_What this task involves_
Below you will find a set of lines. Repeat them all exactly.

Dataset rows

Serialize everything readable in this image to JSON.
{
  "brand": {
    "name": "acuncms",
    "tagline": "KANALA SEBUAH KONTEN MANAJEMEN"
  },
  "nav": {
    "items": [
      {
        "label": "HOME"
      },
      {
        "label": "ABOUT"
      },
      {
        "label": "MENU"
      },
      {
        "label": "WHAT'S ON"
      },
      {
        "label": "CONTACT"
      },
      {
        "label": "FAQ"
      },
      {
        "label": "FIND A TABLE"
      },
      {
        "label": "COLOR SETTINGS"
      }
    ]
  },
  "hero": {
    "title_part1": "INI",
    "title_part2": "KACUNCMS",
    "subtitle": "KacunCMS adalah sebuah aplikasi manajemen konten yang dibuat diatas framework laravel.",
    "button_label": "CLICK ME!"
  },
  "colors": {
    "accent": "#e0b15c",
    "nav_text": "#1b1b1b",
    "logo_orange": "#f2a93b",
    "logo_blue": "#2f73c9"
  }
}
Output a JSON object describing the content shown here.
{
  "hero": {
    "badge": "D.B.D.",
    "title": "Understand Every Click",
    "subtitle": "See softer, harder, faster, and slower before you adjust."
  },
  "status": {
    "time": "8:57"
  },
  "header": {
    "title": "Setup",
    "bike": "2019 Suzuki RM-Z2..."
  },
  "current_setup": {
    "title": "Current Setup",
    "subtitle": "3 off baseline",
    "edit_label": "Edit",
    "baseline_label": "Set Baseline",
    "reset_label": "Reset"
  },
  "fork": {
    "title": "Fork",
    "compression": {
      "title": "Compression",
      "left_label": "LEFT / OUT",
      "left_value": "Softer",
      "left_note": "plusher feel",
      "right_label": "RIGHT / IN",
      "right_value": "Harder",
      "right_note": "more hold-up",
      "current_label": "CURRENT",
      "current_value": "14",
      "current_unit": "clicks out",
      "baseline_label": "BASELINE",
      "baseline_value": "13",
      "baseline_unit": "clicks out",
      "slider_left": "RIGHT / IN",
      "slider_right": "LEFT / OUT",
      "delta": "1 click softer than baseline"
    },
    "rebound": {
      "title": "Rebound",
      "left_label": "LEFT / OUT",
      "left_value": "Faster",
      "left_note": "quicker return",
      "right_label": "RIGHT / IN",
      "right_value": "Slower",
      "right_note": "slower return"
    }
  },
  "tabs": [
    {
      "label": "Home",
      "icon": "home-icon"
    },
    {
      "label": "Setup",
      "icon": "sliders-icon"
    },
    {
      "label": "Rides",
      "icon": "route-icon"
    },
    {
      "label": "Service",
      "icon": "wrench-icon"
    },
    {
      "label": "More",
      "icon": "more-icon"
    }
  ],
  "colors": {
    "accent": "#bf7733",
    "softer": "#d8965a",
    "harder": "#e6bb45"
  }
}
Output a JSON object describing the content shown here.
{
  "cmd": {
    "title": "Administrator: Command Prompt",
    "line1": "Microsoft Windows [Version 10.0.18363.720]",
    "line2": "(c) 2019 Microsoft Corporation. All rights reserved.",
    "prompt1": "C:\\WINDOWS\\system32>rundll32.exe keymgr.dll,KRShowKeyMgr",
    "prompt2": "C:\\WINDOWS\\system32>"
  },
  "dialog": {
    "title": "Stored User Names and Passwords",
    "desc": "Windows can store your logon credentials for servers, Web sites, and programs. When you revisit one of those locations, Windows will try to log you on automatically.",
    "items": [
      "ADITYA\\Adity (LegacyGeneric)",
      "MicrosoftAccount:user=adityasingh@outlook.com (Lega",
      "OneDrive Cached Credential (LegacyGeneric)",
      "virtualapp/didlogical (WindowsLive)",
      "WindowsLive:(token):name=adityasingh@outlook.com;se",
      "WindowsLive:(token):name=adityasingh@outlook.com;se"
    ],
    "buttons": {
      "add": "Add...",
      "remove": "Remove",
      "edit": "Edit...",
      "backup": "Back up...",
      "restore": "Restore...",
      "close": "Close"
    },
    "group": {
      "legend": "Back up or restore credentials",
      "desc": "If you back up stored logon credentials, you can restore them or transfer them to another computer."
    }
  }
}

_Result for this task_
Serialize everything readable in this image to JSON.
{
  "brand": {
    "name": "acuncms",
    "tagline": "KANALA SEBUAH KONTEN MANAJEMEN"
  },
  "nav": {
    "items": [
      {
        "label": "HOME"
      },
      {
        "label": "ABOUT"
      },
      {
        "label": "MENU"
      },
      {
        "label": "WHAT'S ON"
      },
      {
        "label": "CONTACT"
      },
      {
        "label": "FAQ"
      },
      {
        "label": "FIND A TABLE"
      },
      {
        "label": "COLOR SETTINGS"
      }
    ]
  },
  "hero": {
    "title_part1": "INI",
    "title_part2": "KACUNCMS",
    "subtitle": "KacunCMS adalah sebuah aplikasi manajemen konten yang dibuat diatas framework laravel.",
    "button_label": "CLICK ME!"
  },
  "colors": {
    "accent": "#e0b15c",
    "nav_text": "#1b1b1b",
    "logo_orange": "#f2a93b",
    "logo_blue": "#2f73c9"
  }
}
Output a JSON object describing the content shown here.
{
  "hero": {
    "badge": "D.B.D.",
    "title": "Understand Every Click",
    "subtitle": "See softer, harder, faster, and slower before you adjust."
  },
  "status": {
    "time": "8:57"
  },
  "header": {
    "title": "Setup",
    "bike": "2019 Suzuki RM-Z2..."
  },
  "current_setup": {
    "title": "Current Setup",
    "subtitle": "3 off baseline",
    "edit_label": "Edit",
    "baseline_label": "Set Baseline",
    "reset_label": "Reset"
  },
  "fork": {
    "title": "Fork",
    "compression": {
      "title": "Compression",
      "left_label": "LEFT / OUT",
      "left_value": "Softer",
      "left_note": "plusher feel",
      "right_label": "RIGHT / IN",
      "right_value": "Harder",
      "right_note": "more hold-up",
      "current_label": "CURRENT",
      "current_value": "14",
      "current_unit": "clicks out",
      "baseline_label": "BASELINE",
      "baseline_value": "13",
      "baseline_unit": "clicks out",
      "slider_left": "RIGHT / IN",
      "slider_right": "LEFT / OUT",
      "delta": "1 click softer than baseline"
    },
    "rebound": {
      "title": "Rebound",
      "left_label": "LEFT / OUT",
      "left_value": "Faster",
      "left_note": "quicker return",
      "right_label": "RIGHT / IN",
      "right_value": "Slower",
      "right_note": "slower return"
    }
  },
  "tabs": [
    {
      "label": "Home",
      "icon": "home-icon"
    },
    {
      "label": "Setup",
      "icon": "sliders-icon"
    },
    {
      "label": "Rides",
      "icon": "route-icon"
    },
    {
      "label": "Service",
      "icon": "wrench-icon"
    },
    {
      "label": "More",
      "icon": "more-icon"
    }
  ],
  "colors": {
    "accent": "#bf7733",
    "softer": "#d8965a",
    "harder": "#e6bb45"
  }
}
Output a JSON object describing the content shown here.
{
  "cmd": {
    "title": "Administrator: Command Prompt",
    "line1": "Microsoft Windows [Version 10.0.18363.720]",
    "line2": "(c) 2019 Microsoft Corporation. All rights reserved.",
    "prompt1": "C:\\WINDOWS\\system32>rundll32.exe keymgr.dll,KRShowKeyMgr",
    "prompt2": "C:\\WINDOWS\\system32>"
  },
  "dialog": {
    "title": "Stored User Names and Passwords",
    "desc": "Windows can store your logon credentials for servers, Web sites, and programs. When you revisit one of those locations, Windows will try to log you on automatically.",
    "items": [
      "ADITYA\\Adity (LegacyGeneric)",
      "MicrosoftAccount:user=adityasingh@outlook.com (Lega",
      "OneDrive Cached Credential (LegacyGeneric)",
      "virtualapp/didlogical (WindowsLive)",
      "WindowsLive:(token):name=adityasingh@outlook.com;se",
      "WindowsLive:(token):name=adityasingh@outlook.com;se"
    ],
    "buttons": {
      "add": "Add...",
      "remove": "Remove",
      "edit": "Edit...",
      "backup": "Back up...",
      "restore": "Restore...",
      "close": "Close"
    },
    "group": {
      "legend": "Back up or restore credentials",
      "desc": "If you back up stored logon credentials, you can restore them or transfer them to another computer."
    }
  }
}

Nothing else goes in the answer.